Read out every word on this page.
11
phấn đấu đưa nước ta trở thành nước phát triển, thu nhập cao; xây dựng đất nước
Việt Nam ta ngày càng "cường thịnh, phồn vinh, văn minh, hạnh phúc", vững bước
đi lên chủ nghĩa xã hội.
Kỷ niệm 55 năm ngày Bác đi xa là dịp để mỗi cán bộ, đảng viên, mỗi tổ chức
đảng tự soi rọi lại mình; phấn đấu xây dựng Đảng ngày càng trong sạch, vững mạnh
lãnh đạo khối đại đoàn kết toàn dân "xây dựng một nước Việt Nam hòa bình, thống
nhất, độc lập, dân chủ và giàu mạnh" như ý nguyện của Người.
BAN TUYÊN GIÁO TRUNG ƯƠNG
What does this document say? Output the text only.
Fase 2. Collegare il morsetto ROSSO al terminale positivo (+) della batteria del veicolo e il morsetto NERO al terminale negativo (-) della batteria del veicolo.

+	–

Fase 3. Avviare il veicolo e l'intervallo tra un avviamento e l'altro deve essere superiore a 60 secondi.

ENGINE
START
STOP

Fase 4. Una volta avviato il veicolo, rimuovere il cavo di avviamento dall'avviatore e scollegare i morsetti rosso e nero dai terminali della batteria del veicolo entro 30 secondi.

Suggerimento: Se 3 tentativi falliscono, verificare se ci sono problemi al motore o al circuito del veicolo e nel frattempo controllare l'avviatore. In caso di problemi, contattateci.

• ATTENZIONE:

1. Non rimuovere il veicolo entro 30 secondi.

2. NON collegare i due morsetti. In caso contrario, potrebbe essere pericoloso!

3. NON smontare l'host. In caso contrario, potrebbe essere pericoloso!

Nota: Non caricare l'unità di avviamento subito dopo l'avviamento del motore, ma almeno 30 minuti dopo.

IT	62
_ _ _ _
In the listing above, how many lines include the word "morsetti"? Answer with the number and nothing more.

▶ Written solution: 2